— What the task asks —
State the number of lines that contain "благодаря", with no other text.

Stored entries

-=-=-

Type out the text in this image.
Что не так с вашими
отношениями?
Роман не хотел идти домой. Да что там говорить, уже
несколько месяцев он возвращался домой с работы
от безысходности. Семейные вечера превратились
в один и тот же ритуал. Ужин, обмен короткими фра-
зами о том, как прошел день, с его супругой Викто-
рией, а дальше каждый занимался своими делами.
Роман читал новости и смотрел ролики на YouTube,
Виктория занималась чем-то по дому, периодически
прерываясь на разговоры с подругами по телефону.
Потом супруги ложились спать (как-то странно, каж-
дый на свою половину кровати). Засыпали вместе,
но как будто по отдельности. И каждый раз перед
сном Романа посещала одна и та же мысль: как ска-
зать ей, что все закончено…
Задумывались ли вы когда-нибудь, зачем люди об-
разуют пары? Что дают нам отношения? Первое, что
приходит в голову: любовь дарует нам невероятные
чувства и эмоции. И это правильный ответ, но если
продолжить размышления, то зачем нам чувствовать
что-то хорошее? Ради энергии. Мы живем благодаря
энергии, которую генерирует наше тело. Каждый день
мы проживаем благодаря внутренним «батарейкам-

-=-=-

— Completed task —
2